**PROBLEM SET**
(a) Can you return the passage on Poland's wartime losses and their commemoration verbatim, between "BEFORE THE SECOND" and "a Soviet satellite.", inclusive?
(b) Would you carry the passage on postwar Poland and the Auschwitz memorial further, picking up after its final sentence?
++++ SELECTION
BEFORE THE SECOND WORLD WAR, Poland was home to a large and thriving Jewish community. By the end of the war, the Nazis had destroyed most of the country’s Jewish population while murdering large numbers of Christian Poles as well. Poland had become a different place, its population decimated, its boundaries changed. Polish “liberation,” meanwhile, had left the country a Soviet satellite.

Poland’s tangled prewar and wartime history complicated the twin post-war tasks of Polish reconstruction and the commemoration of the country’s huge wartime losses. The epicenter of Poland’s wartime catastrophe, the Nazi concentration camp complex at Auschwitz-Birkenau, where both ethnic Poles and Jews had perished, symbolized the horror of Nazism and thus became the focal point for preserving wartime memory. But commemoration proved neither an apolitical nor a neutral act. Poles would bend the memorial site at Auschwitz to the purpose of constructing postwar Polish identity and nationhood. At Auschwitz, the country also would confront what has loomed as perhaps the greatest challenge to the Poles’ national project, the problem—and tragedy—of ethnic Polish-Jewish relations.
++++++++
++++ RECORDS
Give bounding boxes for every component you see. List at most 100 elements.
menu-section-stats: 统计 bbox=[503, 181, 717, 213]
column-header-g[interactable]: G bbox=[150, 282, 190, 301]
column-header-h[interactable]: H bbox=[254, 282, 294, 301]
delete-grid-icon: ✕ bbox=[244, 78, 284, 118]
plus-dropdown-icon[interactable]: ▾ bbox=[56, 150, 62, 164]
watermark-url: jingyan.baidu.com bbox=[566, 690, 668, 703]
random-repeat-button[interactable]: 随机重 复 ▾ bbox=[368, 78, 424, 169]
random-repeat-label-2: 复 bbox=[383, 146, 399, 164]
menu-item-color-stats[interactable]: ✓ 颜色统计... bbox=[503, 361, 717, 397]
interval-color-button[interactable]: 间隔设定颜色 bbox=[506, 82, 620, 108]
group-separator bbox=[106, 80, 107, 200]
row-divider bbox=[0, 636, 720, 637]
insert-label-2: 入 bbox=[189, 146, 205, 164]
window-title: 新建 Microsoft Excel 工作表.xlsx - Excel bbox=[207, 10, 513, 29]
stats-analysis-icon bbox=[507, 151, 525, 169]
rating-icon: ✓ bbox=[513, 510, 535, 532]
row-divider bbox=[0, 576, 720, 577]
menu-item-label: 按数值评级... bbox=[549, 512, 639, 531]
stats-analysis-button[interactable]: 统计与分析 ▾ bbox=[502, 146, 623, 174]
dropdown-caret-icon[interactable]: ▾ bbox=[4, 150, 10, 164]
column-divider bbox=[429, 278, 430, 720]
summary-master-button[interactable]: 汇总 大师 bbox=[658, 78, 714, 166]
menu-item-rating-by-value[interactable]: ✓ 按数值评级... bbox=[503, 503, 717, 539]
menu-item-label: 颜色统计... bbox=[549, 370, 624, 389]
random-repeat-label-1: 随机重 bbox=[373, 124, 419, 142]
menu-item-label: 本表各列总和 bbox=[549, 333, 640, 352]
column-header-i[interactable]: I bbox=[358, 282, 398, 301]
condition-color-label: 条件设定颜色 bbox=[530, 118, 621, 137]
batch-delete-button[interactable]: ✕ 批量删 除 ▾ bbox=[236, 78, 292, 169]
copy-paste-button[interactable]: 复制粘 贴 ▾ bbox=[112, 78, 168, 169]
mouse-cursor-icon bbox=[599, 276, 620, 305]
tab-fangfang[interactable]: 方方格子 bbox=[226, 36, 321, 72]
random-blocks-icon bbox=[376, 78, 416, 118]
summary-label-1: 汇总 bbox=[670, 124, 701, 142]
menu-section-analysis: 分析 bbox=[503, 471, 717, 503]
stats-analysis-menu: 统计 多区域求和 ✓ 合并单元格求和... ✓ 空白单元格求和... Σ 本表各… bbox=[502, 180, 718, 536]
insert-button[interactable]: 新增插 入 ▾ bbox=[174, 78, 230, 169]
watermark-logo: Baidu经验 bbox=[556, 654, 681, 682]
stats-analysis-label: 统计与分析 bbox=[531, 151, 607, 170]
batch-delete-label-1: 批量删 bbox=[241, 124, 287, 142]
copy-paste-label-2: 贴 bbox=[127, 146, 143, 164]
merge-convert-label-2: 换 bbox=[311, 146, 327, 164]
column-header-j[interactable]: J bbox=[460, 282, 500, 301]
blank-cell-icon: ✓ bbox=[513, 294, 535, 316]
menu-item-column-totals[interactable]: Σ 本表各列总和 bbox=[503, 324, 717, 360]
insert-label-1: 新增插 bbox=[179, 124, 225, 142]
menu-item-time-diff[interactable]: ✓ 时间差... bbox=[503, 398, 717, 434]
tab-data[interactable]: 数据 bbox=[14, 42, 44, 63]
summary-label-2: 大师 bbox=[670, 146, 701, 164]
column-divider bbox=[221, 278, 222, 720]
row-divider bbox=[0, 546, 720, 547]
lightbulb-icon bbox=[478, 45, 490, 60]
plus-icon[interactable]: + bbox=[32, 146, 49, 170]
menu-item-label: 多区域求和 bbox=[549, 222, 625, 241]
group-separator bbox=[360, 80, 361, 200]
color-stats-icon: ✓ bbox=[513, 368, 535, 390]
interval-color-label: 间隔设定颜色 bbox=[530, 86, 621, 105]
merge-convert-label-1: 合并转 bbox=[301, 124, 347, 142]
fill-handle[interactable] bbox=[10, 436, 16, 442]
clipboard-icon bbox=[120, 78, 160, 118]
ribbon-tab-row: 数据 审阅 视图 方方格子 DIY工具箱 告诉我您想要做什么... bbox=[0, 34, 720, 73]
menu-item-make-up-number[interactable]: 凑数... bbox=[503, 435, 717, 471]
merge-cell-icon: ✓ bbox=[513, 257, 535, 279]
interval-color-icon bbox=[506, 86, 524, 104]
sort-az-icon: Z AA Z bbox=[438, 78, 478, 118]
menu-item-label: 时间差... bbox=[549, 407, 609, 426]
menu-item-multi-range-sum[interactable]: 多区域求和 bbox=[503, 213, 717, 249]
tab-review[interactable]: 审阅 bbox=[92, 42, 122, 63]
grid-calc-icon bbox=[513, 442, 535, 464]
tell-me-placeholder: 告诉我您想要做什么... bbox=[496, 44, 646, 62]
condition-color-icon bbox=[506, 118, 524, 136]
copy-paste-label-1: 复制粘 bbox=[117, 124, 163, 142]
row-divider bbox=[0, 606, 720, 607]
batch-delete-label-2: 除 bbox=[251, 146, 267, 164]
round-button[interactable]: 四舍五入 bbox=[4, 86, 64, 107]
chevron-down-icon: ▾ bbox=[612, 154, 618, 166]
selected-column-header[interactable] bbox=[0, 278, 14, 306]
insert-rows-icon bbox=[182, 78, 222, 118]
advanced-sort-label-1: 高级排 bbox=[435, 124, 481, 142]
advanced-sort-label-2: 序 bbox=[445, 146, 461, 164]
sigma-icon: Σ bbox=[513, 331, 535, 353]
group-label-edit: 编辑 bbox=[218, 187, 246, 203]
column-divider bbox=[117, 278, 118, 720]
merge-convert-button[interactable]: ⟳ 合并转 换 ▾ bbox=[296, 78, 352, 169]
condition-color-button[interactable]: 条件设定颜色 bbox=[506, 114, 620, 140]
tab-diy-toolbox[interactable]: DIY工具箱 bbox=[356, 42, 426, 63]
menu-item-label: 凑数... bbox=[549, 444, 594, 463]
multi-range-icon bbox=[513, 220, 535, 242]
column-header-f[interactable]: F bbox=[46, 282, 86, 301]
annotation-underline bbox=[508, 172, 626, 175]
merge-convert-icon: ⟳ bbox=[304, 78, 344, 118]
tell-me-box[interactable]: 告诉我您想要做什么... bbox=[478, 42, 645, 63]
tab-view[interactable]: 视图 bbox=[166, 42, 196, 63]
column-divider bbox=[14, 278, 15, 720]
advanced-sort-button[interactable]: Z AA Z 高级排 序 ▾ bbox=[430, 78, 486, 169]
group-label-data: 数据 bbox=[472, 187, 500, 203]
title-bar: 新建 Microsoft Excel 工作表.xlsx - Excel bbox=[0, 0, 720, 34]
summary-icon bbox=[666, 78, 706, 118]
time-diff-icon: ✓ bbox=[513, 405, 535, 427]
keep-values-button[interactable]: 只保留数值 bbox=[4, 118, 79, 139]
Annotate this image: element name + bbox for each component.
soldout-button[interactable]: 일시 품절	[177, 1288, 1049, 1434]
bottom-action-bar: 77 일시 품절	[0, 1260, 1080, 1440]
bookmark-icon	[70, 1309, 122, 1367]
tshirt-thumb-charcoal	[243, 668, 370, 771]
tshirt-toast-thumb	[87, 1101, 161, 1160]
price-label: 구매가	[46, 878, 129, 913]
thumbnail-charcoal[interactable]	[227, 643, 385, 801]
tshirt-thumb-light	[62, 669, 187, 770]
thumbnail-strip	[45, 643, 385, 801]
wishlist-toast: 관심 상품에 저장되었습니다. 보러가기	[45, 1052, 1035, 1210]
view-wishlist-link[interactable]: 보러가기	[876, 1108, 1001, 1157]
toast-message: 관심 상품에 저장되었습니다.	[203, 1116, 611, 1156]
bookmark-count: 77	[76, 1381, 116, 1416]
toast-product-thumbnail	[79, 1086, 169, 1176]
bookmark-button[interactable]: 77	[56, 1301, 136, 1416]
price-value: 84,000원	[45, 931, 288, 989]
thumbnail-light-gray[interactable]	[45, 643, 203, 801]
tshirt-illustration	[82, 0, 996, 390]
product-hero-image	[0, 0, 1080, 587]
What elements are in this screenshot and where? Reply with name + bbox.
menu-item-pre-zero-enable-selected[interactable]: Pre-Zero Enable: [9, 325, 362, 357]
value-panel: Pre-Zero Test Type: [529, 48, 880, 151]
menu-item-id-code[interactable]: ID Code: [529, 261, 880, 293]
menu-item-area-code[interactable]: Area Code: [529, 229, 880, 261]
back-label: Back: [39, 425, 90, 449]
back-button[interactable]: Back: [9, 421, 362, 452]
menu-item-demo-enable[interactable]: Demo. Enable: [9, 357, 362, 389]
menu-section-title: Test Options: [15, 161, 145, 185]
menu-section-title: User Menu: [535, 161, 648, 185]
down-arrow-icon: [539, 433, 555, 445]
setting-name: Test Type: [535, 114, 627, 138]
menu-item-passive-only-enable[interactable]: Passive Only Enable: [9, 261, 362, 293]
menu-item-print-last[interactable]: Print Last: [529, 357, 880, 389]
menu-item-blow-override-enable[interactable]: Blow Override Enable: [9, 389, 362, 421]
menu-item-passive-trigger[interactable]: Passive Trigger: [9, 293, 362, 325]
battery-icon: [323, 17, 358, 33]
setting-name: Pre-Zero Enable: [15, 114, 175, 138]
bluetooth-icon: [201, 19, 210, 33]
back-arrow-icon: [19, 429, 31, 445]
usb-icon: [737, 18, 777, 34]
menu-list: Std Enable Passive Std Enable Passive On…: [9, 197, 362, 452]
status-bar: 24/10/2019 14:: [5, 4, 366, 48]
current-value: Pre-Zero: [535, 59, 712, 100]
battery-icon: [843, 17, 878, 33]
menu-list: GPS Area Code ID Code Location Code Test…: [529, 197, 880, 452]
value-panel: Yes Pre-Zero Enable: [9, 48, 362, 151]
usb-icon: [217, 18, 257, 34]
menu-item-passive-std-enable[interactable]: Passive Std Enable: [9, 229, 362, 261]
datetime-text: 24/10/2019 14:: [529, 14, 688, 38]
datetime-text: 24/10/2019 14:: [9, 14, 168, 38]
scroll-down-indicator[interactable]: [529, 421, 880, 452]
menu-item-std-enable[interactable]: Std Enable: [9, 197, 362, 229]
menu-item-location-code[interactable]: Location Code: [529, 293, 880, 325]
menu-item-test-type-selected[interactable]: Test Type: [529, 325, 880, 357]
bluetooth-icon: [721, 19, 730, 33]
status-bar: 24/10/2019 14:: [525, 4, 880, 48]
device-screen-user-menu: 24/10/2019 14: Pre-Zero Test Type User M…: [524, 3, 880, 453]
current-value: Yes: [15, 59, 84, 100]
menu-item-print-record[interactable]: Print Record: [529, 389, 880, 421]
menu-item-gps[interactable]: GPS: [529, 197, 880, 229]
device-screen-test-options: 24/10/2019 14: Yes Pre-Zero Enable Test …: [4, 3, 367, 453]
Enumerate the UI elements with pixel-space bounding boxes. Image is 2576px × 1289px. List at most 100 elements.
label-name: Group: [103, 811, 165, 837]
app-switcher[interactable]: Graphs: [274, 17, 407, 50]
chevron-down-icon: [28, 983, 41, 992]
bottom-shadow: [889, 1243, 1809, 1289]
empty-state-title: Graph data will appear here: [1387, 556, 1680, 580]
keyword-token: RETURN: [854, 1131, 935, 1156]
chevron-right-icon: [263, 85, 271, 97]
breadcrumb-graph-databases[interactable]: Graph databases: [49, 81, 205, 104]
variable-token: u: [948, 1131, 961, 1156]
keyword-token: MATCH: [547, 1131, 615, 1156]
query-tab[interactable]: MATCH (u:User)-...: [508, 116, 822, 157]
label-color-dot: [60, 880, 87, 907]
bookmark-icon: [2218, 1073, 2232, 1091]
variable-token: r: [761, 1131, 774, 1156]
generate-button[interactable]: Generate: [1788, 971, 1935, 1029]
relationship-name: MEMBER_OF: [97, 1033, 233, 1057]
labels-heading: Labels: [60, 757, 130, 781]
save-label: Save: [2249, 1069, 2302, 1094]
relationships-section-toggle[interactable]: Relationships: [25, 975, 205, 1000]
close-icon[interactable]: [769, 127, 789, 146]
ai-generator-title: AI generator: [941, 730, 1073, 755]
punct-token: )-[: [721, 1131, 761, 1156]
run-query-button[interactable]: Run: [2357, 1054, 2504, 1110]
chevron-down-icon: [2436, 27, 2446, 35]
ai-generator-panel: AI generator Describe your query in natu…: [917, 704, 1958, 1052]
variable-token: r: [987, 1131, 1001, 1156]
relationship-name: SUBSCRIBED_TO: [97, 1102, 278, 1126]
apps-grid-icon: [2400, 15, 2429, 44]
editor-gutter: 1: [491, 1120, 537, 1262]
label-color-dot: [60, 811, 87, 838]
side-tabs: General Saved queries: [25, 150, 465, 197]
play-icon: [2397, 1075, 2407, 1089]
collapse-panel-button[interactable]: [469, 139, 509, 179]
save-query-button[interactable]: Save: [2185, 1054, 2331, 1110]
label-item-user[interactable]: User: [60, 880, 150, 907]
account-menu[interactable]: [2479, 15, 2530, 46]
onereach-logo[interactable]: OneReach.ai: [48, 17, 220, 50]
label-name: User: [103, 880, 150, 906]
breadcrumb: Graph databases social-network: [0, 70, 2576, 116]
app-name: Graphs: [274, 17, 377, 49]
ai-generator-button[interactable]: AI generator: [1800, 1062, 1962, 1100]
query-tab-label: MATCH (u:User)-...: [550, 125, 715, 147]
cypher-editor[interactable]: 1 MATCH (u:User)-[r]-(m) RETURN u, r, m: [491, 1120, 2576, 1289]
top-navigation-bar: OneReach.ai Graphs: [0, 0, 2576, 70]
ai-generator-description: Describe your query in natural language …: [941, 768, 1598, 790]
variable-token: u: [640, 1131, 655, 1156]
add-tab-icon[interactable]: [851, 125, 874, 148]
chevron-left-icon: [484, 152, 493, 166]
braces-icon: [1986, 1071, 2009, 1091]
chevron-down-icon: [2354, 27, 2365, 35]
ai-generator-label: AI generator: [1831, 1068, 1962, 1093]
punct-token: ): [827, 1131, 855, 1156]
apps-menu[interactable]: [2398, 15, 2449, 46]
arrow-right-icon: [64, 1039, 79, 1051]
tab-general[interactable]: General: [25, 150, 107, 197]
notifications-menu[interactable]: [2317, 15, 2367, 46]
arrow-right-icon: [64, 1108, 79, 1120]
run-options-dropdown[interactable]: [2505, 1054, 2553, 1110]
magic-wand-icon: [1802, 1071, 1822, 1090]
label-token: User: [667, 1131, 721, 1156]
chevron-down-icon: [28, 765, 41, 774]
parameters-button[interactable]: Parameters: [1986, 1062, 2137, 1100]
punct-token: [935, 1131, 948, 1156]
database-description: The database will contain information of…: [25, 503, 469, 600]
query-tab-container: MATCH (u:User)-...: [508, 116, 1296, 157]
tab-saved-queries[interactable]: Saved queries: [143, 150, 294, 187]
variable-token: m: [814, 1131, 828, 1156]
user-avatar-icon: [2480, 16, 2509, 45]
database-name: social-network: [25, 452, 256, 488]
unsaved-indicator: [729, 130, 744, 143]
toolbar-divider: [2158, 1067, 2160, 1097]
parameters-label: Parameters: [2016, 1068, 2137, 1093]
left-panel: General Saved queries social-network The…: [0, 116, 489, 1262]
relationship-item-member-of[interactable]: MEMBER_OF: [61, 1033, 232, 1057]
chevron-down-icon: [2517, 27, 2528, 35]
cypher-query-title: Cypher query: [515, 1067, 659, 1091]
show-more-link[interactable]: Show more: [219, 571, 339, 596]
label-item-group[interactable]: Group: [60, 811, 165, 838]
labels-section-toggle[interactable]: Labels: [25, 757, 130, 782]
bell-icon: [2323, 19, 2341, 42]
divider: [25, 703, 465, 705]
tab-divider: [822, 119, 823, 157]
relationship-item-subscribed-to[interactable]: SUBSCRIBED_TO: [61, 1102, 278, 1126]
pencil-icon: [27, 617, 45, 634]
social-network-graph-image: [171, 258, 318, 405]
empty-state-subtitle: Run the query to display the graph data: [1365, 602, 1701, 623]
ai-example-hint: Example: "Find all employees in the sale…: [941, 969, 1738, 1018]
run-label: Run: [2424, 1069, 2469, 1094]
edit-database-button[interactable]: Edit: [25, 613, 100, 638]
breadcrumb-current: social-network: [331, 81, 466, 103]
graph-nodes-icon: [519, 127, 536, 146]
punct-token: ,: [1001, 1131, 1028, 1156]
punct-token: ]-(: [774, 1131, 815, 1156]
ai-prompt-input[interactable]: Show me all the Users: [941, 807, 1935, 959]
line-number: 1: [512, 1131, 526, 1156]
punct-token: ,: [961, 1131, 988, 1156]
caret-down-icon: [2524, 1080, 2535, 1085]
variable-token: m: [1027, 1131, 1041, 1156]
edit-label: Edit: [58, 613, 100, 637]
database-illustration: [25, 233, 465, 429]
++++++++
**EXPECTED RESULTS**
(a)
BEFORE THE SECOND WORLD WAR, Poland was home to a large and thriving Jewish community. By the end of the war, the Nazis had destroyed most of the country’s Jewish population while murdering large numbers of Christian Poles as well. Poland had become a different place, its population decimated, its boundaries changed. Polish “liberation,” meanwhile, had left the country a Soviet satellite.

(b)
Auschwitz, Poland, and the Politics of Commemoration, 1945–1979, by University of Vermont historian Jonathan Huener, offers a balanced, nuanced treatment of this particularly difficult chapter of modern Polish history. A judicious work marked by meticulous research, disturbing descriptions, and keen analysis, Huener’s study lays bare the thinking of the politicians, officials, and museum curators who planned and executed the Auschwitz memorial during the postwar period, when the site successively was transformed, contested, and reinterpreted. In its deftness, nuance, and subtlety, Jonathan Huener’s book comes to us as a model scholarly work that makes an outstanding contribution to the historical literature not only in Polish studies and Jewish studies, but also in the cultural studies field.

Auschwitz, Poland, and the Politics of Commemoration, 1945–1979 is the third volume in the new Ohio University Press Polish and Polish-American Studies Series. The series revisits the historical and contemporary experience of one of America’s largest European ethnic groups and the history of a European homeland that has played a disproportionately important role in twentieth-century world affairs. The series publishes innovative monographs and more general works that investigate under- or unexplored topics or themes or that offer new, critical, revisionist, or comparative perspectives in Polish and Polish-American studies. Interdisciplinary or multidisciplinary in profile, the series seeks manuscripts on Polish immigration and ethnic communities, the country of origin, and its various peoples in history, anthropology, cultural studies, political economy, current politics, and related fields.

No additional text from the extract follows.